▸ WORKING DATA
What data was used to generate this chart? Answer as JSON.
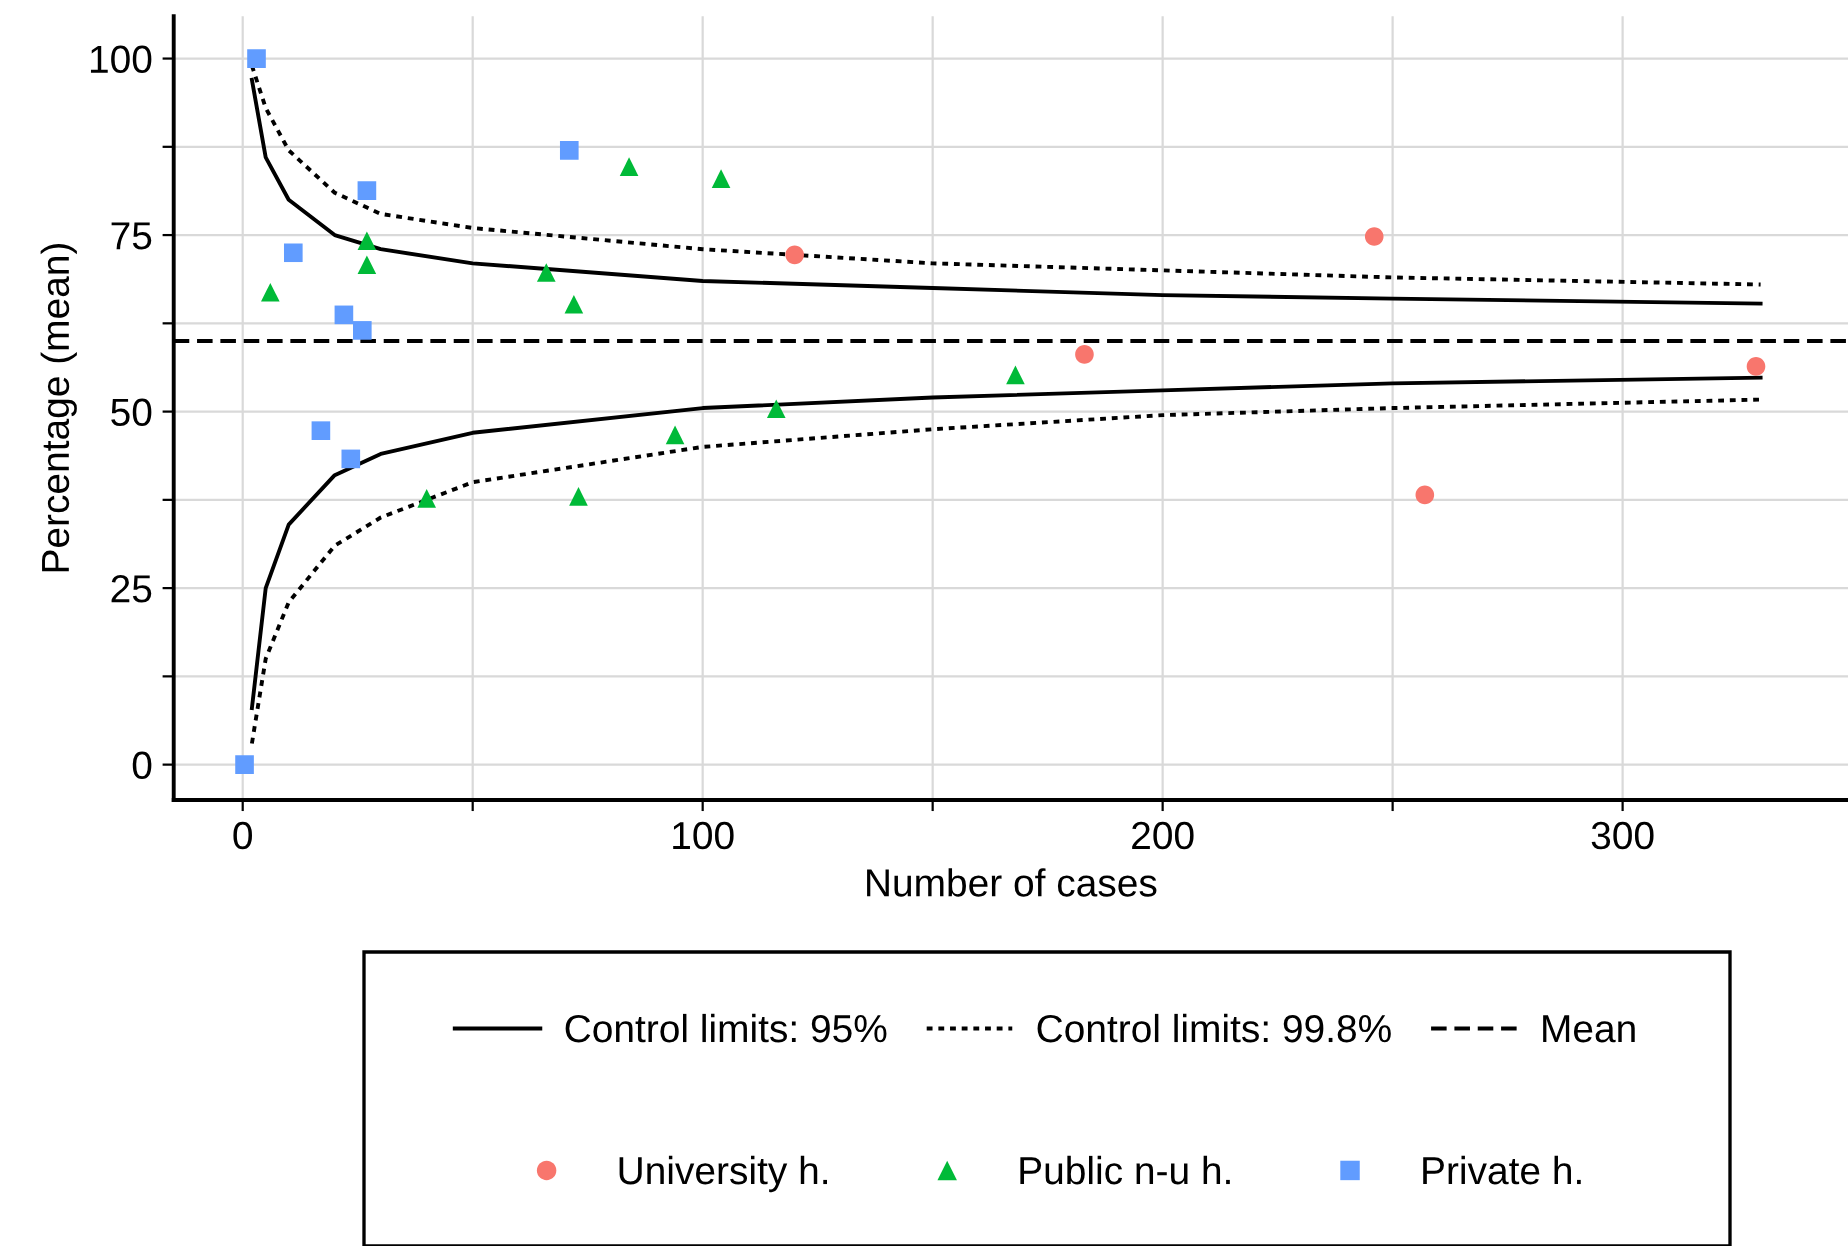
{
  "chart_data": {
    "type": "scatter",
    "xlabel": "Number of cases",
    "ylabel": "Percentage (mean)",
    "xlim": [
      -15,
      349
    ],
    "ylim": [
      -5,
      106
    ],
    "xticks": [
      0,
      {
        "value": 50,
        "label": null
      },
      100,
      {
        "value": 150,
        "label": null
      },
      200,
      {
        "value": 250,
        "label": null
      },
      300
    ],
    "yticks": [
      0,
      {
        "value": 12.5,
        "label": null
      },
      25,
      {
        "value": 37.5,
        "label": null
      },
      50,
      {
        "value": 62.5,
        "label": null
      },
      75,
      {
        "value": 87.5,
        "label": null
      },
      100
    ],
    "grid": true,
    "legend": "bottom",
    "ref_lines": [
      {
        "axis": "y",
        "value": 60,
        "label": "Mean",
        "color": "#000000",
        "line_style": "dashed"
      }
    ],
    "series": [
      {
        "type": "line",
        "name": "Control limits: 95%",
        "color": "#000000",
        "line_style": "solid",
        "marker": "none",
        "x": [
          2,
          5,
          10,
          20,
          30,
          50,
          100,
          150,
          200,
          250,
          330
        ],
        "values": [
          97,
          86,
          80,
          75,
          73,
          71,
          68.5,
          67.5,
          66.5,
          66,
          65.3
        ]
      },
      {
        "type": "line",
        "color": "#000000",
        "line_style": "solid",
        "marker": "none",
        "x": [
          2,
          5,
          10,
          20,
          30,
          50,
          100,
          150,
          200,
          250,
          330
        ],
        "values": [
          8,
          25,
          34,
          41,
          44,
          47,
          50.5,
          52,
          53,
          54,
          54.8
        ]
      },
      {
        "type": "line",
        "name": "Control limits: 99.8%",
        "color": "#000000",
        "line_style": "dotted",
        "marker": "none",
        "x": [
          2,
          5,
          10,
          20,
          30,
          50,
          100,
          150,
          200,
          250,
          330
        ],
        "values": [
          99,
          93,
          87,
          81,
          78,
          76,
          73,
          71,
          70,
          69,
          68
        ]
      },
      {
        "type": "line",
        "color": "#000000",
        "line_style": "dotted",
        "marker": "none",
        "x": [
          2,
          5,
          10,
          20,
          30,
          50,
          100,
          150,
          200,
          250,
          330
        ],
        "values": [
          3,
          15,
          23,
          31,
          35,
          40,
          45,
          47.5,
          49.5,
          50.5,
          51.7
        ]
      },
      {
        "name": "University h.",
        "color": "#f8766d",
        "marker": "circle",
        "x": [
          120,
          183,
          246,
          257,
          329
        ],
        "values": [
          72.2,
          58.1,
          74.8,
          38.2,
          56.4
        ]
      },
      {
        "name": "Public n-u h.",
        "color": "#00ba38",
        "marker": "triangle",
        "x": [
          6,
          27,
          27,
          40,
          66,
          72,
          73,
          84,
          104,
          94,
          116,
          168
        ],
        "values": [
          66.9,
          74.2,
          70.8,
          37.7,
          69.7,
          65.2,
          38,
          84.7,
          83,
          46.7,
          50.4,
          55.2
        ]
      },
      {
        "name": "Private h.",
        "color": "#619cff",
        "marker": "square",
        "x": [
          0.4,
          3,
          11,
          22,
          26,
          27,
          17,
          23.5,
          71
        ],
        "values": [
          0,
          100,
          72.5,
          63.7,
          61.5,
          81.3,
          47.3,
          43.3,
          87
        ]
      }
    ]
  }
}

▸ WHAT NEEDS TO BE DONE
Leave out the pictures and output every record above precisely as given.

▸ SOLUTION FOR THIS TASK
What data was used to generate this chart? Answer as JSON.
{
  "chart_data": {
    "type": "scatter",
    "xlabel": "Number of cases",
    "ylabel": "Percentage (mean)",
    "xlim": [
      -15,
      349
    ],
    "ylim": [
      -5,
      106
    ],
    "xticks": [
      0,
      {
        "value": 50,
        "label": null
      },
      100,
      {
        "value": 150,
        "label": null
      },
      200,
      {
        "value": 250,
        "label": null
      },
      300
    ],
    "yticks": [
      0,
      {
        "value": 12.5,
        "label": null
      },
      25,
      {
        "value": 37.5,
        "label": null
      },
      50,
      {
        "value": 62.5,
        "label": null
      },
      75,
      {
        "value": 87.5,
        "label": null
      },
      100
    ],
    "grid": true,
    "legend": "bottom",
    "ref_lines": [
      {
        "axis": "y",
        "value": 60,
        "label": "Mean",
        "color": "#000000",
        "line_style": "dashed"
      }
    ],
    "series": [
      {
        "type": "line",
        "name": "Control limits: 95%",
        "color": "#000000",
        "line_style": "solid",
        "marker": "none",
        "x": [
          2,
          5,
          10,
          20,
          30,
          50,
          100,
          150,
          200,
          250,
          330
        ],
        "values": [
          97,
          86,
          80,
          75,
          73,
          71,
          68.5,
          67.5,
          66.5,
          66,
          65.3
        ]
      },
      {
        "type": "line",
        "color": "#000000",
        "line_style": "solid",
        "marker": "none",
        "x": [
          2,
          5,
          10,
          20,
          30,
          50,
          100,
          150,
          200,
          250,
          330
        ],
        "values": [
          8,
          25,
          34,
          41,
          44,
          47,
          50.5,
          52,
          53,
          54,
          54.8
        ]
      },
      {
        "type": "line",
        "name": "Control limits: 99.8%",
        "color": "#000000",
        "line_style": "dotted",
        "marker": "none",
        "x": [
          2,
          5,
          10,
          20,
          30,
          50,
          100,
          150,
          200,
          250,
          330
        ],
        "values": [
          99,
          93,
          87,
          81,
          78,
          76,
          73,
          71,
          70,
          69,
          68
        ]
      },
      {
        "type": "line",
        "color": "#000000",
        "line_style": "dotted",
        "marker": "none",
        "x": [
          2,
          5,
          10,
          20,
          30,
          50,
          100,
          150,
          200,
          250,
          330
        ],
        "values": [
          3,
          15,
          23,
          31,
          35,
          40,
          45,
          47.5,
          49.5,
          50.5,
          51.7
        ]
      },
      {
        "name": "University h.",
        "color": "#f8766d",
        "marker": "circle",
        "x": [
          120,
          183,
          246,
          257,
          329
        ],
        "values": [
          72.2,
          58.1,
          74.8,
          38.2,
          56.4
        ]
      },
      {
        "name": "Public n-u h.",
        "color": "#00ba38",
        "marker": "triangle",
        "x": [
          6,
          27,
          27,
          40,
          66,
          72,
          73,
          84,
          104,
          94,
          116,
          168
        ],
        "values": [
          66.9,
          74.2,
          70.8,
          37.7,
          69.7,
          65.2,
          38,
          84.7,
          83,
          46.7,
          50.4,
          55.2
        ]
      },
      {
        "name": "Private h.",
        "color": "#619cff",
        "marker": "square",
        "x": [
          0.4,
          3,
          11,
          22,
          26,
          27,
          17,
          23.5,
          71
        ],
        "values": [
          0,
          100,
          72.5,
          63.7,
          61.5,
          81.3,
          47.3,
          43.3,
          87
        ]
      }
    ]
  }
}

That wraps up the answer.